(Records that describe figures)
*-*-*

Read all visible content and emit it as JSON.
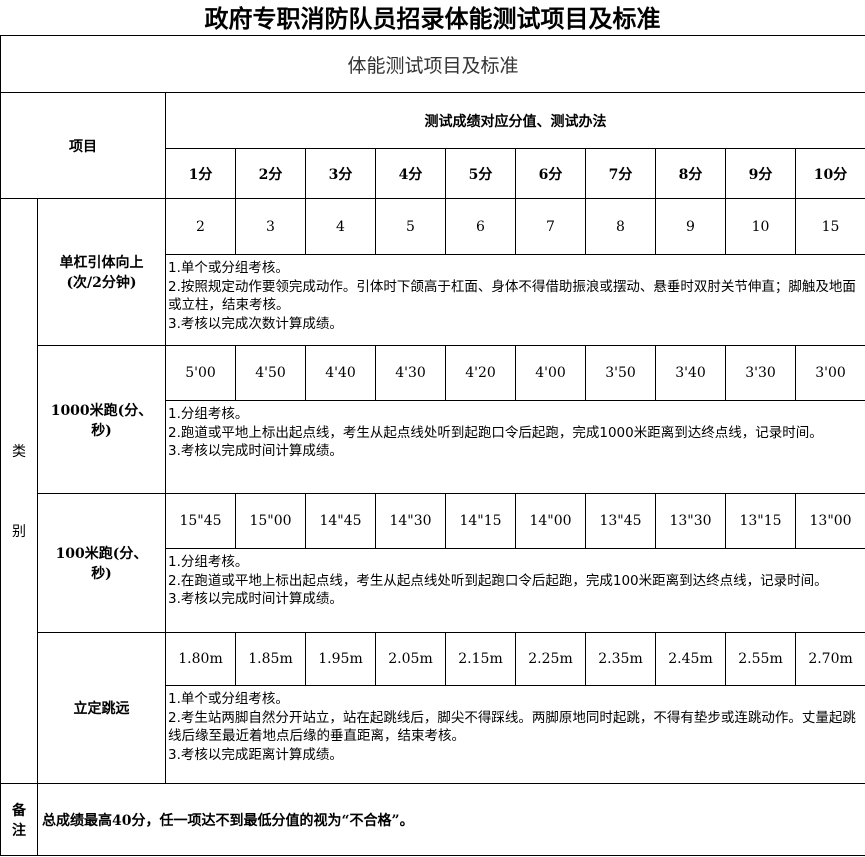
{
  "title": "政府专职消防队员招录体能测试项目及标准",
  "subtitle": "体能测试项目及标准",
  "header": {
    "item": "项目",
    "scores_title": "测试成绩对应分值、测试办法",
    "scores": [
      "1分",
      "2分",
      "3分",
      "4分",
      "5分",
      "6分",
      "7分",
      "8分",
      "9分",
      "10分"
    ]
  },
  "category": {
    "label_top": "类",
    "label_bottom": "别"
  },
  "rows": [
    {
      "name": "单杠引体向上(次/2分钟)",
      "values": [
        "2",
        "3",
        "4",
        "5",
        "6",
        "7",
        "8",
        "9",
        "10",
        "15"
      ],
      "desc": [
        "1.单个或分组考核。",
        "2.按照规定动作要领完成动作。引体时下颌高于杠面、身体不得借助振浪或摆动、悬垂时双肘关节伸直；脚触及地面或立柱，结束考核。",
        "3.考核以完成次数计算成绩。"
      ]
    },
    {
      "name": "1000米跑(分、秒)",
      "values": [
        "5'00",
        "4'50",
        "4'40",
        "4'30",
        "4'20",
        "4'00",
        "3'50",
        "3'40",
        "3'30",
        "3'00"
      ],
      "desc": [
        "1.分组考核。",
        "2.跑道或平地上标出起点线，考生从起点线处听到起跑口令后起跑，完成1000米距离到达终点线，记录时间。",
        "3.考核以完成时间计算成绩。"
      ]
    },
    {
      "name": "100米跑(分、秒)",
      "values": [
        "15\"45",
        "15\"00",
        "14\"45",
        "14\"30",
        "14\"15",
        "14\"00",
        "13\"45",
        "13\"30",
        "13\"15",
        "13\"00"
      ],
      "desc": [
        "1.分组考核。",
        "2.在跑道或平地上标出起点线，考生从起点线处听到起跑口令后起跑，完成100米距离到达终点线，记录时间。",
        "3.考核以完成时间计算成绩。"
      ]
    },
    {
      "name": "立定跳远",
      "values": [
        "1.80m",
        "1.85m",
        "1.95m",
        "2.05m",
        "2.15m",
        "2.25m",
        "2.35m",
        "2.45m",
        "2.55m",
        "2.70m"
      ],
      "desc": [
        "1.单个或分组考核。",
        "2.考生站两脚自然分开站立，站在起跳线后，脚尖不得踩线。两脚原地同时起跳，不得有垫步或连跳动作。丈量起跳线后缘至最近着地点后缘的垂直距离，结束考核。",
        "3.考核以完成距离计算成绩。"
      ]
    }
  ],
  "notes": {
    "label": "备注",
    "text": "总成绩最高40分，任一项达不到最低分值的视为“不合格”。"
  }
}
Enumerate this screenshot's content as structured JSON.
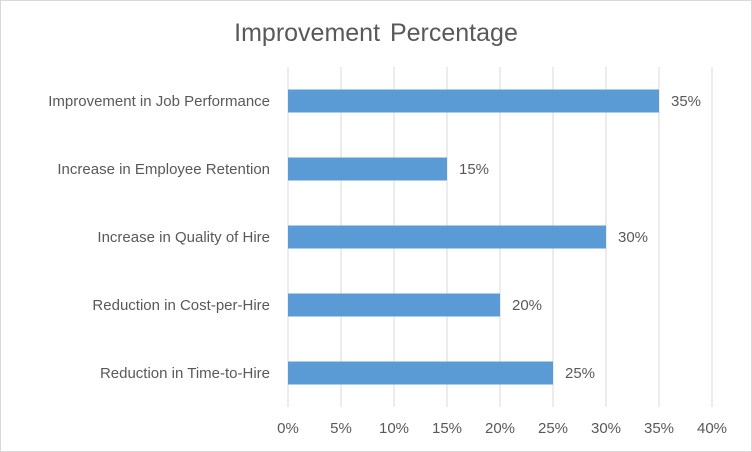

*-*-*

Copy, from the material, each line that holds the string "记录时间".

        "2.跑道或平地上标出起点线，考生从起点线处听到起跑口令后起跑，完成1000米距离到达终点线，记录时间。",
        "2.在跑道或平地上标出起点线，考生从起点线处听到起跑口令后起跑，完成100米距离到达终点线，记录时间。",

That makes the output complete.